* _Dataset entries_
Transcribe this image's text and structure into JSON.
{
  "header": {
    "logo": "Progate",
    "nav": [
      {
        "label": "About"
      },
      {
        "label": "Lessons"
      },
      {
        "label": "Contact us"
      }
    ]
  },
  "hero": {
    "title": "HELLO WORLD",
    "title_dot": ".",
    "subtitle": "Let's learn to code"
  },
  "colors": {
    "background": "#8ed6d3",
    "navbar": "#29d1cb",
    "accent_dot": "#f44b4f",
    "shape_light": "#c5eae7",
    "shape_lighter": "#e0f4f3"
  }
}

* _Exercise description_
All of the records must be retyped exactly as they are.

* _Right answer_
Transcribe this image's text and structure into JSON.
{
  "header": {
    "logo": "Progate",
    "nav": [
      {
        "label": "About"
      },
      {
        "label": "Lessons"
      },
      {
        "label": "Contact us"
      }
    ]
  },
  "hero": {
    "title": "HELLO WORLD",
    "title_dot": ".",
    "subtitle": "Let's learn to code"
  },
  "colors": {
    "background": "#8ed6d3",
    "navbar": "#29d1cb",
    "accent_dot": "#f44b4f",
    "shape_light": "#c5eae7",
    "shape_lighter": "#e0f4f3"
  }
}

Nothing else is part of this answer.